* Start Records to process *
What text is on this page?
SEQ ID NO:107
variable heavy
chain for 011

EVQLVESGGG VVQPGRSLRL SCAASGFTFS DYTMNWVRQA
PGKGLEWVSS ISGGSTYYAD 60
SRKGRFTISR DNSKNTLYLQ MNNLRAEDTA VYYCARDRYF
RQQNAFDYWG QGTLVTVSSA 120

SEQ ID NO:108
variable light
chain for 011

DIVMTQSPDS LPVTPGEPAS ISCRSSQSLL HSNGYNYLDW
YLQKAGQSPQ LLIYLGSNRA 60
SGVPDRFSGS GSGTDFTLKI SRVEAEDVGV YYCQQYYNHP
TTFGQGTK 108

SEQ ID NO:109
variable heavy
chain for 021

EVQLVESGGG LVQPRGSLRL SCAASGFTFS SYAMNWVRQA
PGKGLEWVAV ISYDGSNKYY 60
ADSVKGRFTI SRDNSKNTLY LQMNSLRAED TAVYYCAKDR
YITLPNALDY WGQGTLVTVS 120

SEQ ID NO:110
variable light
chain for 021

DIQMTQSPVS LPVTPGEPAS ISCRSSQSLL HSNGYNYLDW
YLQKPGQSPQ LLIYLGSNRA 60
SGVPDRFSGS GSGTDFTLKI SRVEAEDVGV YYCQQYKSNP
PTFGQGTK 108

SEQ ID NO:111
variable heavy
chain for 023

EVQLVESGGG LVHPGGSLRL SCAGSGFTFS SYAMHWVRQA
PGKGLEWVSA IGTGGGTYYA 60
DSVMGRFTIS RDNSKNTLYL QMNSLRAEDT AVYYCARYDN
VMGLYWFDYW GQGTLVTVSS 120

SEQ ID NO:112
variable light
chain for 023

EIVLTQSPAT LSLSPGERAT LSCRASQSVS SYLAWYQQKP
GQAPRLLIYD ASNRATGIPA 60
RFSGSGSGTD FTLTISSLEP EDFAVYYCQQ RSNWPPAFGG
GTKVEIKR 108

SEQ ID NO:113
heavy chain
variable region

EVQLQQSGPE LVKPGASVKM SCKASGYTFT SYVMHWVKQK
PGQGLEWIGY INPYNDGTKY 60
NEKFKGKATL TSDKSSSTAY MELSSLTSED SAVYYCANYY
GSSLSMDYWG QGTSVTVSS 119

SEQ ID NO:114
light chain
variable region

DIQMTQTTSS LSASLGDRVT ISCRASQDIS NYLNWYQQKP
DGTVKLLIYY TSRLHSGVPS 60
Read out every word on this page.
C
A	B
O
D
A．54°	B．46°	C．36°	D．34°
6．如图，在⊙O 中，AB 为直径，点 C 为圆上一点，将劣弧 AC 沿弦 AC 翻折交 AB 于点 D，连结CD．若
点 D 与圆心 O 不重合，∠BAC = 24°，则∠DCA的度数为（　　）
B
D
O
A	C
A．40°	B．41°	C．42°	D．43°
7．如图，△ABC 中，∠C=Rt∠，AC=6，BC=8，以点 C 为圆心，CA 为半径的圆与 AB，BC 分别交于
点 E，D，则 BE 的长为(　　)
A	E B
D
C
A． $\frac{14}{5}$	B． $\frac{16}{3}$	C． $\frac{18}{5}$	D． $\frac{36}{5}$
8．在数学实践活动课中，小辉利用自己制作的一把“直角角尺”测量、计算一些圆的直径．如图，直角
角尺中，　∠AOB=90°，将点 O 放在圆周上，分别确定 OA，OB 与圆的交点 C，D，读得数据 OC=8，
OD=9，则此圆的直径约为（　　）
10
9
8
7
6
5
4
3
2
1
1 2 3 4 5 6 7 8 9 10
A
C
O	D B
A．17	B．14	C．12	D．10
* End Records to process *
The listing above should be transcribed in full, exactly as written.

▶ [Solved problem]
What text is on this page?
SEQ ID NO:107
variable heavy
chain for 011

EVQLVESGGG VVQPGRSLRL SCAASGFTFS DYTMNWVRQA
PGKGLEWVSS ISGGSTYYAD 60
SRKGRFTISR DNSKNTLYLQ MNNLRAEDTA VYYCARDRYF
RQQNAFDYWG QGTLVTVSSA 120

SEQ ID NO:108
variable light
chain for 011

DIVMTQSPDS LPVTPGEPAS ISCRSSQSLL HSNGYNYLDW
YLQKAGQSPQ LLIYLGSNRA 60
SGVPDRFSGS GSGTDFTLKI SRVEAEDVGV YYCQQYYNHP
TTFGQGTK 108

SEQ ID NO:109
variable heavy
chain for 021

EVQLVESGGG LVQPRGSLRL SCAASGFTFS SYAMNWVRQA
PGKGLEWVAV ISYDGSNKYY 60
ADSVKGRFTI SRDNSKNTLY LQMNSLRAED TAVYYCAKDR
YITLPNALDY WGQGTLVTVS 120

SEQ ID NO:110
variable light
chain for 021

DIQMTQSPVS LPVTPGEPAS ISCRSSQSLL HSNGYNYLDW
YLQKPGQSPQ LLIYLGSNRA 60
SGVPDRFSGS GSGTDFTLKI SRVEAEDVGV YYCQQYKSNP
PTFGQGTK 108

SEQ ID NO:111
variable heavy
chain for 023

EVQLVESGGG LVHPGGSLRL SCAGSGFTFS SYAMHWVRQA
PGKGLEWVSA IGTGGGTYYA 60
DSVMGRFTIS RDNSKNTLYL QMNSLRAEDT AVYYCARYDN
VMGLYWFDYW GQGTLVTVSS 120

SEQ ID NO:112
variable light
chain for 023

EIVLTQSPAT LSLSPGERAT LSCRASQSVS SYLAWYQQKP
GQAPRLLIYD ASNRATGIPA 60
RFSGSGSGTD FTLTISSLEP EDFAVYYCQQ RSNWPPAFGG
GTKVEIKR 108

SEQ ID NO:113
heavy chain
variable region

EVQLQQSGPE LVKPGASVKM SCKASGYTFT SYVMHWVKQK
PGQGLEWIGY INPYNDGTKY 60
NEKFKGKATL TSDKSSSTAY MELSSLTSED SAVYYCANYY
GSSLSMDYWG QGTSVTVSS 119

SEQ ID NO:114
light chain
variable region

DIQMTQTTSS LSASLGDRVT ISCRASQDIS NYLNWYQQKP
DGTVKLLIYY TSRLHSGVPS 60
Read out every word on this page.
C
A	B
O
D
A．54°	B．46°	C．36°	D．34°
6．如图，在⊙O 中，AB 为直径，点 C 为圆上一点，将劣弧 AC 沿弦 AC 翻折交 AB 于点 D，连结CD．若
点 D 与圆心 O 不重合，∠BAC = 24°，则∠DCA的度数为（　　）
B
D
O
A	C
A．40°	B．41°	C．42°	D．43°
7．如图，△ABC 中，∠C=Rt∠，AC=6，BC=8，以点 C 为圆心，CA 为半径的圆与 AB，BC 分别交于
点 E，D，则 BE 的长为(　　)
A	E B
D
C
A． $\frac{14}{5}$	B． $\frac{16}{3}$	C． $\frac{18}{5}$	D． $\frac{36}{5}$
8．在数学实践活动课中，小辉利用自己制作的一把“直角角尺”测量、计算一些圆的直径．如图，直角
角尺中，　∠AOB=90°，将点 O 放在圆周上，分别确定 OA，OB 与圆的交点 C，D，读得数据 OC=8，
OD=9，则此圆的直径约为（　　）
10
9
8
7
6
5
4
3
2
1
1 2 3 4 5 6 7 8 9 10
A
C
O	D B
A．17	B．14	C．12	D．10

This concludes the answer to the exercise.